# What to work on
Copy every line from the records below that holds the word "Retained".
-- Start of Records provided --
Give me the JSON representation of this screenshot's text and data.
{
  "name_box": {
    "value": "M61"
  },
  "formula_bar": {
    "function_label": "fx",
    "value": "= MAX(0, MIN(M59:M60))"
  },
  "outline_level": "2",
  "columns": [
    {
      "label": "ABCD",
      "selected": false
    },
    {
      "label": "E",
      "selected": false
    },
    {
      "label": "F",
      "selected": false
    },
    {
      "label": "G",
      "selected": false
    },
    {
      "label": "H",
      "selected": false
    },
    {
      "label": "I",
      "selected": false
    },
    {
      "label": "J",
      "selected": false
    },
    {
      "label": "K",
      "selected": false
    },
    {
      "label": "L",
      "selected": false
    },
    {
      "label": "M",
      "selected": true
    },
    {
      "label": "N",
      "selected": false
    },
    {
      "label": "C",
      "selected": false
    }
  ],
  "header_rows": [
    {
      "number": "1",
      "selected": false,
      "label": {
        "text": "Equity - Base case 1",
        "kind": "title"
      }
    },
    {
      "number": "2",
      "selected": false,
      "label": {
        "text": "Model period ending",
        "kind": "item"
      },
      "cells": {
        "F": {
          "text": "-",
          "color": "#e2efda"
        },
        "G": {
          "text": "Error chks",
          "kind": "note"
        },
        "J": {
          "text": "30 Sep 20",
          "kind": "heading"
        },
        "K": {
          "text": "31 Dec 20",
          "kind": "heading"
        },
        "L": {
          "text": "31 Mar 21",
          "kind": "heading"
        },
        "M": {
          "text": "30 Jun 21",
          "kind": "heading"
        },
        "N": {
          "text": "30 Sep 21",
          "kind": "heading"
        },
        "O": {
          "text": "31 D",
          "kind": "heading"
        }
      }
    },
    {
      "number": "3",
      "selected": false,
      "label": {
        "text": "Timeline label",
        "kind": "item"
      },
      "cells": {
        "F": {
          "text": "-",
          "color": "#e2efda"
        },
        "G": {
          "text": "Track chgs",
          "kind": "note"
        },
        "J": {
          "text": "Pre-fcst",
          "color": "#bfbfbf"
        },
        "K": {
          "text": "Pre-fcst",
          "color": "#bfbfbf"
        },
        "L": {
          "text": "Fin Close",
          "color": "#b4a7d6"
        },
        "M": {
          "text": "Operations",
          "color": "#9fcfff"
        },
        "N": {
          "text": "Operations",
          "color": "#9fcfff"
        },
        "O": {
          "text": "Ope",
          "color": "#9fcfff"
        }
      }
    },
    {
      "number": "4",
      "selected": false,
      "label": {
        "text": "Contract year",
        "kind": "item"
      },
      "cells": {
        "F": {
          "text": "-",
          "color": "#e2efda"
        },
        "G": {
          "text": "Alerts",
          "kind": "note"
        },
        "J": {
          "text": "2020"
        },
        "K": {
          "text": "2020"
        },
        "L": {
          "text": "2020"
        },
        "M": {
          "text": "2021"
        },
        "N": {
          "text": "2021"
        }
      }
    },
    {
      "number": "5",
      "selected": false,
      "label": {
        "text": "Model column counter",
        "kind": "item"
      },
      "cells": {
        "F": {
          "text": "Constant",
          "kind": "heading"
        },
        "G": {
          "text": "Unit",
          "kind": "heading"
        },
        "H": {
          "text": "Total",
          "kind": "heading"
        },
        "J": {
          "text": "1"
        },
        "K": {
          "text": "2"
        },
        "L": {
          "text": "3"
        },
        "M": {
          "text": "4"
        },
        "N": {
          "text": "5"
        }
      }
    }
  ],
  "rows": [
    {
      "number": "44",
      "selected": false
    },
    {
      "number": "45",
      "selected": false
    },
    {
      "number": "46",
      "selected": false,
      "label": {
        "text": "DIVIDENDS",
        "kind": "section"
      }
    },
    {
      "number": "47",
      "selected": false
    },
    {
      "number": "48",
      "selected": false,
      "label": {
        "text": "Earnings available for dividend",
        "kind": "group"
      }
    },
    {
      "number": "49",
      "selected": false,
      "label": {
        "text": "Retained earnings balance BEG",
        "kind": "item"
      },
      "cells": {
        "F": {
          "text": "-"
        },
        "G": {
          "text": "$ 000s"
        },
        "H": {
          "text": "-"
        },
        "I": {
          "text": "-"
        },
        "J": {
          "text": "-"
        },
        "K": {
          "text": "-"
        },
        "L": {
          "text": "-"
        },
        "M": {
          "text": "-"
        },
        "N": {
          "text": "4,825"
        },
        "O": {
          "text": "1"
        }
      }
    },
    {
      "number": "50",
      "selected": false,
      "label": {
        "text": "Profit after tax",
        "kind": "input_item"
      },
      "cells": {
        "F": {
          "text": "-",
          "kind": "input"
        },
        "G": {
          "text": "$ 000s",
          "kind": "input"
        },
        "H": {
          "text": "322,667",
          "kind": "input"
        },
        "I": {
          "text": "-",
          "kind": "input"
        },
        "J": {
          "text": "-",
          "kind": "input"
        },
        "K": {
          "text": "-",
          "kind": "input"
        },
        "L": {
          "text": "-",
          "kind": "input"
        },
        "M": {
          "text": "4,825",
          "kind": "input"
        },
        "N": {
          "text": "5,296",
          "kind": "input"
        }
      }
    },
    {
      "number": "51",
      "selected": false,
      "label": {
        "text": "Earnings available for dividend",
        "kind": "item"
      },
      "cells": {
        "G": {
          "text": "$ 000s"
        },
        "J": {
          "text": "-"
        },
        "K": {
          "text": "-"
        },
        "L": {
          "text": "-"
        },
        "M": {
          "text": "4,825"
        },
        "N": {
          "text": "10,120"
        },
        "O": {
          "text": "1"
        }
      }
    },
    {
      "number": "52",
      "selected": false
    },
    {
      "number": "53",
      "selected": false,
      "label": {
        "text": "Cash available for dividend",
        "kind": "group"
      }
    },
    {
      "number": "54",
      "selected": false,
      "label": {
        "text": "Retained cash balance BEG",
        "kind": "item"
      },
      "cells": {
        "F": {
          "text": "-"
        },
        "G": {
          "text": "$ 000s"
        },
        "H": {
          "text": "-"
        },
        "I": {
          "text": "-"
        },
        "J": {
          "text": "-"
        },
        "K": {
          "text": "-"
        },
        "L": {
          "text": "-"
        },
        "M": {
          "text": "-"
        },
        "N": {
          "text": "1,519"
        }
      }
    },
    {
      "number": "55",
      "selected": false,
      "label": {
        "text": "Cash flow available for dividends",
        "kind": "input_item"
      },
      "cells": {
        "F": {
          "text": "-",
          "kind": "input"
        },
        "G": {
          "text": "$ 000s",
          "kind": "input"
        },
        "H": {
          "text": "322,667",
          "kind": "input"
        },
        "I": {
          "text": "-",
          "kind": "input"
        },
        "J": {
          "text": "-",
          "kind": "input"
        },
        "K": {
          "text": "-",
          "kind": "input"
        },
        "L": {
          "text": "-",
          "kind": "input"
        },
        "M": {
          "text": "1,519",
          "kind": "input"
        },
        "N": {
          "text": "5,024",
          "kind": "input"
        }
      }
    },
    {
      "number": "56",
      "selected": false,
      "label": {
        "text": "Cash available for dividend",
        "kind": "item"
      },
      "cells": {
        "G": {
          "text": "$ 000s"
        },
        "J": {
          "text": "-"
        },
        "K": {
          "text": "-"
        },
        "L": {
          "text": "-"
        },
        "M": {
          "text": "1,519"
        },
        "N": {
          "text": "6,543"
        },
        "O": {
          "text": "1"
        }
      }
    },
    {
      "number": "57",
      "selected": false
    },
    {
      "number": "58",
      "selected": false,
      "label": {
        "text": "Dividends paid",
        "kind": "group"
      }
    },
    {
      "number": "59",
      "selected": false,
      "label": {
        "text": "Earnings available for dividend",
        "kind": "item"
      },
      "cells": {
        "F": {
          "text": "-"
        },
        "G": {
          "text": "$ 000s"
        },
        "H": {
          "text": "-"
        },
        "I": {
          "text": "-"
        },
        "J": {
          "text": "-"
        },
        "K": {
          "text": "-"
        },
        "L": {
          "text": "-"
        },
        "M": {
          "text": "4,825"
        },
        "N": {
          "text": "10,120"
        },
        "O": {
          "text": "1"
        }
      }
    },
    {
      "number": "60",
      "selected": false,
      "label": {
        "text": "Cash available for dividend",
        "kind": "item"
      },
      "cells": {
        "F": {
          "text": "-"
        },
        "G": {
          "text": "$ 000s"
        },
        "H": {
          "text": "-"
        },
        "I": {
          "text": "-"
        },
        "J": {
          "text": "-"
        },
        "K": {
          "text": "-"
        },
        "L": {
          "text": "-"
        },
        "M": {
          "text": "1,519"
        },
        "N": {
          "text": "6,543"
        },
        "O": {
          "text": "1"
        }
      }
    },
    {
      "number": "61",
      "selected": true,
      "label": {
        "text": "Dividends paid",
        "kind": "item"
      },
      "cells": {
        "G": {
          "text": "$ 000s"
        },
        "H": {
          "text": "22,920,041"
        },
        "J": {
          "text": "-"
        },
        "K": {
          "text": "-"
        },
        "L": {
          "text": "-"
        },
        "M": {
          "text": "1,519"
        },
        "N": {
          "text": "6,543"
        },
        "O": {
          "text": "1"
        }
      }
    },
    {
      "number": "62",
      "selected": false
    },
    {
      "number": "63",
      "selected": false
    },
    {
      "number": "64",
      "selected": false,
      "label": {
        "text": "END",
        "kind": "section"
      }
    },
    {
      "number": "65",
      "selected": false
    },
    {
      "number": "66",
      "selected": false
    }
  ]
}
-- End of Records provided --
# Solution to the exercise
        "text": "Retained earnings balance BEG",
        "text": "Retained cash balance BEG",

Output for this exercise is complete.